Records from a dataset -
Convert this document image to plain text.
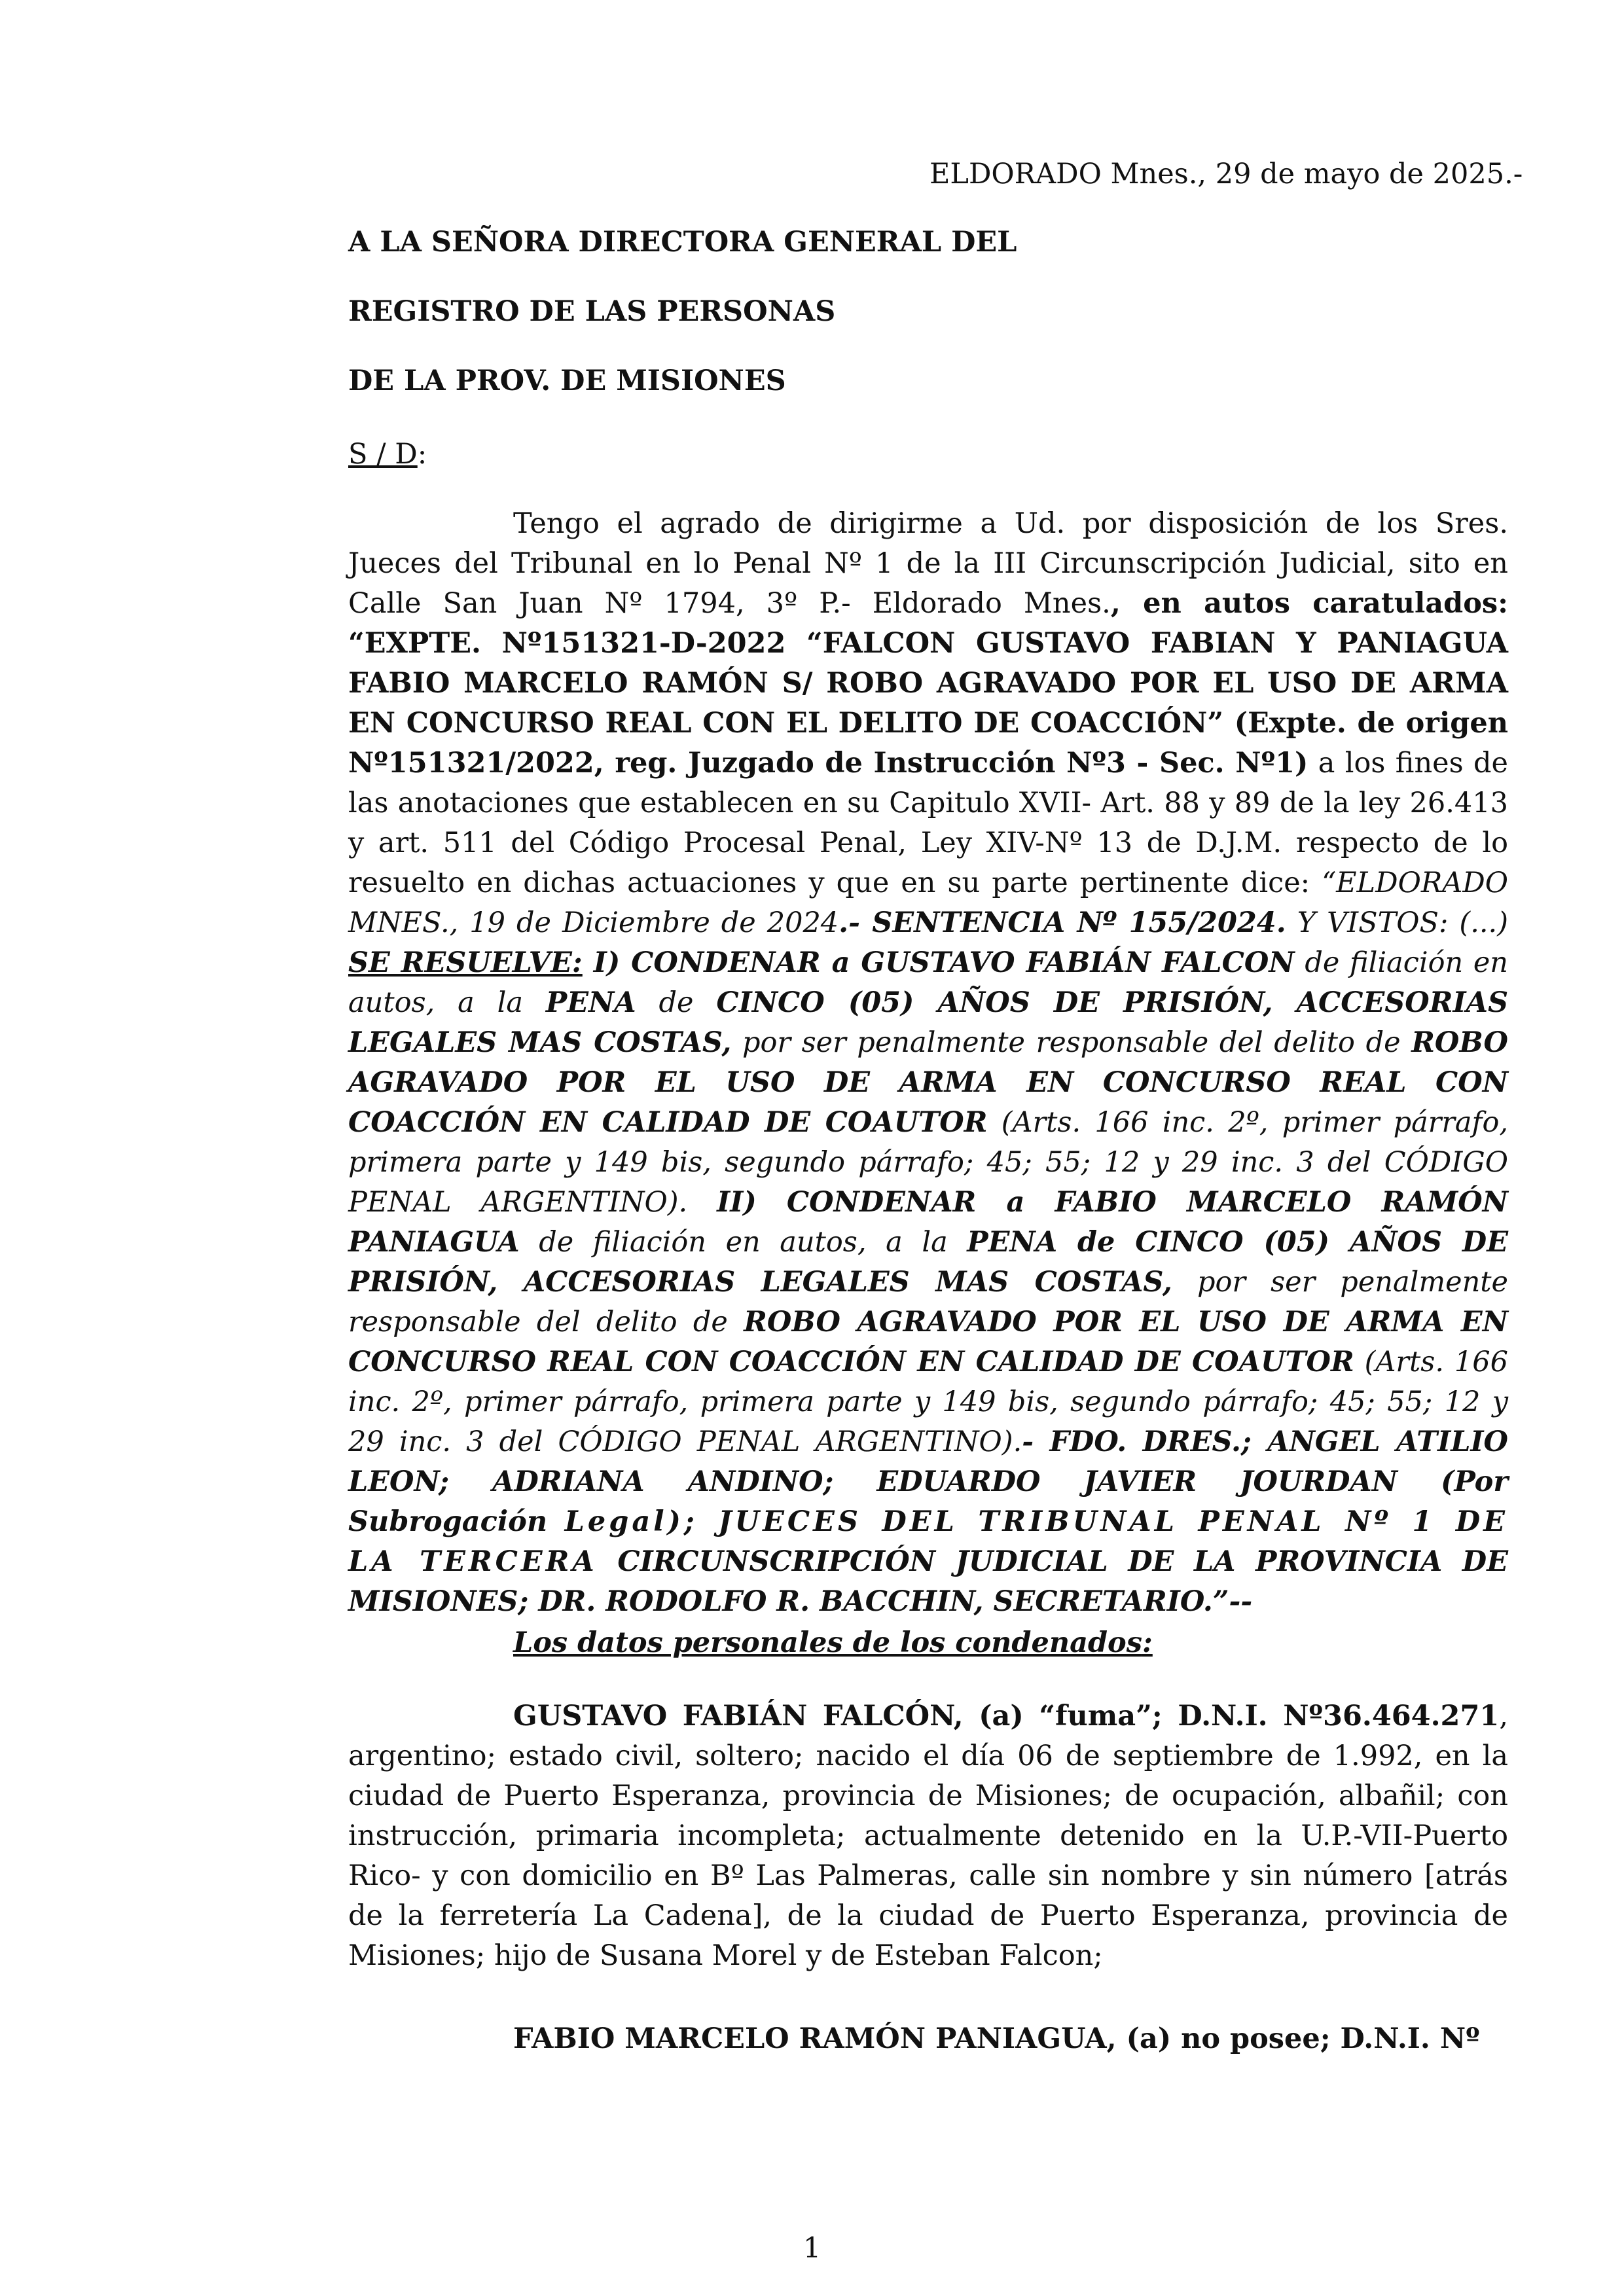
ELDORADO Mnes., 29 de mayo de 2025.-
A LA SEÑORA DIRECTORA GENERAL DEL
REGISTRO DE LAS PERSONAS
DE LA PROV. DE MISIONES
S / D:

Tengo el agrado de dirigirme a Ud. por disposición de los Sres. Jueces del Tribunal en lo Penal Nº 1 de la III Circunscripción Judicial, sito en Calle San Juan Nº 1794, 3º P.- Eldorado Mnes., en autos caratulados: “EXPTE. Nº151321-D-2022 “FALCON GUSTAVO FABIAN Y PANIAGUA FABIO MARCELO RAMÓN S/ ROBO AGRAVADO POR EL USO DE ARMA EN CONCURSO REAL CON EL DELITO DE COACCIÓN” (Expte. de origen Nº151321/2022, reg. Juzgado de Instrucción Nº3 - Sec. Nº1) a los fines de las anotaciones que establecen en su Capitulo XVII- Art. 88 y 89 de la ley 26.413 y art. 511 del Código Procesal Penal, Ley XIV-Nº 13 de D.J.M. respecto de lo resuelto en dichas actuaciones y que en su parte pertinente dice: “ELDORADO MNES., 19 de Diciembre de 2024.- SENTENCIA Nº 155/2024. Y VISTOS: (...) SE RESUELVE: I) CONDENAR a GUSTAVO FABIÁN FALCON de filiación en autos, a la PENA de CINCO (05) AÑOS DE PRISIÓN, ACCESORIAS LEGALES MAS COSTAS, por ser penalmente responsable del delito de ROBO AGRAVADO POR EL USO DE ARMA EN CONCURSO REAL CON COACCIÓN EN CALIDAD DE COAUTOR (Arts. 166 inc. 2º, primer párrafo, primera parte y 149 bis, segundo párrafo; 45; 55; 12 y 29 inc. 3 del CÓDIGO PENAL ARGENTINO). II) CONDENAR a FABIO MARCELO RAMÓN PANIAGUA de filiación en autos, a la PENA de CINCO (05) AÑOS DE PRISIÓN, ACCESORIAS LEGALES MAS COSTAS, por ser penalmente responsable del delito de ROBO AGRAVADO POR EL USO DE ARMA EN CONCURSO REAL CON COACCIÓN EN CALIDAD DE COAUTOR (Arts. 166 inc. 2º, primer párrafo, primera parte y 149 bis, segundo párrafo; 45; 55; 12 y 29 inc. 3 del CÓDIGO PENAL ARGENTINO).- FDO. DRES.; ANGEL ATILIO LEON; ADRIANA ANDINO; EDUARDO JAVIER JOURDAN (Por Subrogación Legal); JUECES DEL TRIBUNAL PENAL Nº 1 DE LA TERCERA CIRCUNSCRIPCIÓN JUDICIAL DE LA PROVINCIA DE MISIONES; DR. RODOLFO R. BACCHIN, SECRETARIO.”--

Los datos personales de los condenados:

GUSTAVO FABIÁN FALCÓN, (a) “fuma”; D.N.I. Nº36.464.271, argentino; estado civil, soltero; nacido el día 06 de septiembre de 1.992, en la ciudad de Puerto Esperanza, provincia de Misiones; de ocupación, albañil; con instrucción, primaria incompleta; actualmente detenido en la U.P.-VII-Puerto Rico- y con domicilio en Bº Las Palmeras, calle sin nombre y sin número [atrás de la ferretería La Cadena], de la ciudad de Puerto Esperanza, provincia de Misiones; hijo de Susana Morel y de Esteban Falcon;

FABIO MARCELO RAMÓN PANIAGUA, (a) no posee; D.N.I. Nº

1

Do this -
Leave out the pictures and copy everything else in the records word for word.

Output of the task -
Convert this document image to plain text.
ELDORADO Mnes., 29 de mayo de 2025.-
A LA SEÑORA DIRECTORA GENERAL DEL
REGISTRO DE LAS PERSONAS
DE LA PROV. DE MISIONES
S / D:

Tengo el agrado de dirigirme a Ud. por disposición de los Sres. Jueces del Tribunal en lo Penal Nº 1 de la III Circunscripción Judicial, sito en Calle San Juan Nº 1794, 3º P.- Eldorado Mnes., en autos caratulados: “EXPTE. Nº151321-D-2022 “FALCON GUSTAVO FABIAN Y PANIAGUA FABIO MARCELO RAMÓN S/ ROBO AGRAVADO POR EL USO DE ARMA EN CONCURSO REAL CON EL DELITO DE COACCIÓN” (Expte. de origen Nº151321/2022, reg. Juzgado de Instrucción Nº3 - Sec. Nº1) a los fines de las anotaciones que establecen en su Capitulo XVII- Art. 88 y 89 de la ley 26.413 y art. 511 del Código Procesal Penal, Ley XIV-Nº 13 de D.J.M. respecto de lo resuelto en dichas actuaciones y que en su parte pertinente dice: “ELDORADO MNES., 19 de Diciembre de 2024.- SENTENCIA Nº 155/2024. Y VISTOS: (...) SE RESUELVE: I) CONDENAR a GUSTAVO FABIÁN FALCON de filiación en autos, a la PENA de CINCO (05) AÑOS DE PRISIÓN, ACCESORIAS LEGALES MAS COSTAS, por ser penalmente responsable del delito de ROBO AGRAVADO POR EL USO DE ARMA EN CONCURSO REAL CON COACCIÓN EN CALIDAD DE COAUTOR (Arts. 166 inc. 2º, primer párrafo, primera parte y 149 bis, segundo párrafo; 45; 55; 12 y 29 inc. 3 del CÓDIGO PENAL ARGENTINO). II) CONDENAR a FABIO MARCELO RAMÓN PANIAGUA de filiación en autos, a la PENA de CINCO (05) AÑOS DE PRISIÓN, ACCESORIAS LEGALES MAS COSTAS, por ser penalmente responsable del delito de ROBO AGRAVADO POR EL USO DE ARMA EN CONCURSO REAL CON COACCIÓN EN CALIDAD DE COAUTOR (Arts. 166 inc. 2º, primer párrafo, primera parte y 149 bis, segundo párrafo; 45; 55; 12 y 29 inc. 3 del CÓDIGO PENAL ARGENTINO).- FDO. DRES.; ANGEL ATILIO LEON; ADRIANA ANDINO; EDUARDO JAVIER JOURDAN (Por Subrogación Legal); JUECES DEL TRIBUNAL PENAL Nº 1 DE LA TERCERA CIRCUNSCRIPCIÓN JUDICIAL DE LA PROVINCIA DE MISIONES; DR. RODOLFO R. BACCHIN, SECRETARIO.”--

Los datos personales de los condenados:

GUSTAVO FABIÁN FALCÓN, (a) “fuma”; D.N.I. Nº36.464.271, argentino; estado civil, soltero; nacido el día 06 de septiembre de 1.992, en la ciudad de Puerto Esperanza, provincia de Misiones; de ocupación, albañil; con instrucción, primaria incompleta; actualmente detenido en la U.P.-VII-Puerto Rico- y con domicilio en Bº Las Palmeras, calle sin nombre y sin número [atrás de la ferretería La Cadena], de la ciudad de Puerto Esperanza, provincia de Misiones; hijo de Susana Morel y de Esteban Falcon;

FABIO MARCELO RAMÓN PANIAGUA, (a) no posee; D.N.I. Nº

1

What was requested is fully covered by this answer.